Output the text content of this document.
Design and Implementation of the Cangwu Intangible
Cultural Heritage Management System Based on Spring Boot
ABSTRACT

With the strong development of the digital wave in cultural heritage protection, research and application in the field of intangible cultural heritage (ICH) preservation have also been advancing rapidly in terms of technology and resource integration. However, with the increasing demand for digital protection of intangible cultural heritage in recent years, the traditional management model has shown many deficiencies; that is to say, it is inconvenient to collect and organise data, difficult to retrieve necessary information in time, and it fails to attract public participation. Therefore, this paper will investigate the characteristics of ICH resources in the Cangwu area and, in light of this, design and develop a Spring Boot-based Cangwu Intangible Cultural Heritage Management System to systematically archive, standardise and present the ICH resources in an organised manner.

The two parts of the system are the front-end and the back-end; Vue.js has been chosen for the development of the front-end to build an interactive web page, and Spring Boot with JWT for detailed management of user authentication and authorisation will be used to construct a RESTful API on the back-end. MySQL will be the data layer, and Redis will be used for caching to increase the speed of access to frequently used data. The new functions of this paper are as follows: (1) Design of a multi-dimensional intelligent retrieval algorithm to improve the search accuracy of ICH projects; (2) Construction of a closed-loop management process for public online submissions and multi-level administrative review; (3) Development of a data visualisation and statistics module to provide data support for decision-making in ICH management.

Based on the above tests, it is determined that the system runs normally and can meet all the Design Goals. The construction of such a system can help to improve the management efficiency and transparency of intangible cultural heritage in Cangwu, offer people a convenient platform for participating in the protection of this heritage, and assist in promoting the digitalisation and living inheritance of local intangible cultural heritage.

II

◆ **What you will do**:
Look through the entries above for the word "that". Copy every line where it shows up.

◆ **Written response**:
With the strong development of the digital wave in cultural heritage protection, research and application in the field of intangible cultural heritage (ICH) preservation have also been advancing rapidly in terms of technology and resource integration. However, with the increasing demand for digital protection of intangible cultural heritage in recent years, the traditional management model has shown many deficiencies; that is to say, it is inconvenient to collect and organise data, difficult to retrieve necessary information in time, and it fails to attract public participation. Therefore, this paper will investigate the characteristics of ICH resources in the Cangwu area and, in light of this, design and develop a Spring Boot-based Cangwu Intangible Cultural Heritage Management System to systematically archive, standardise and present the ICH resources in an organised manner.
Based on the above tests, it is determined that the system runs normally and can meet all the Design Goals. The construction of such a system can help to improve the management efficiency and transparency of intangible cultural heritage in Cangwu, offer people a convenient platform for participating in the protection of this heritage, and assist in promoting the digitalisation and living inheritance of local intangible cultural heritage.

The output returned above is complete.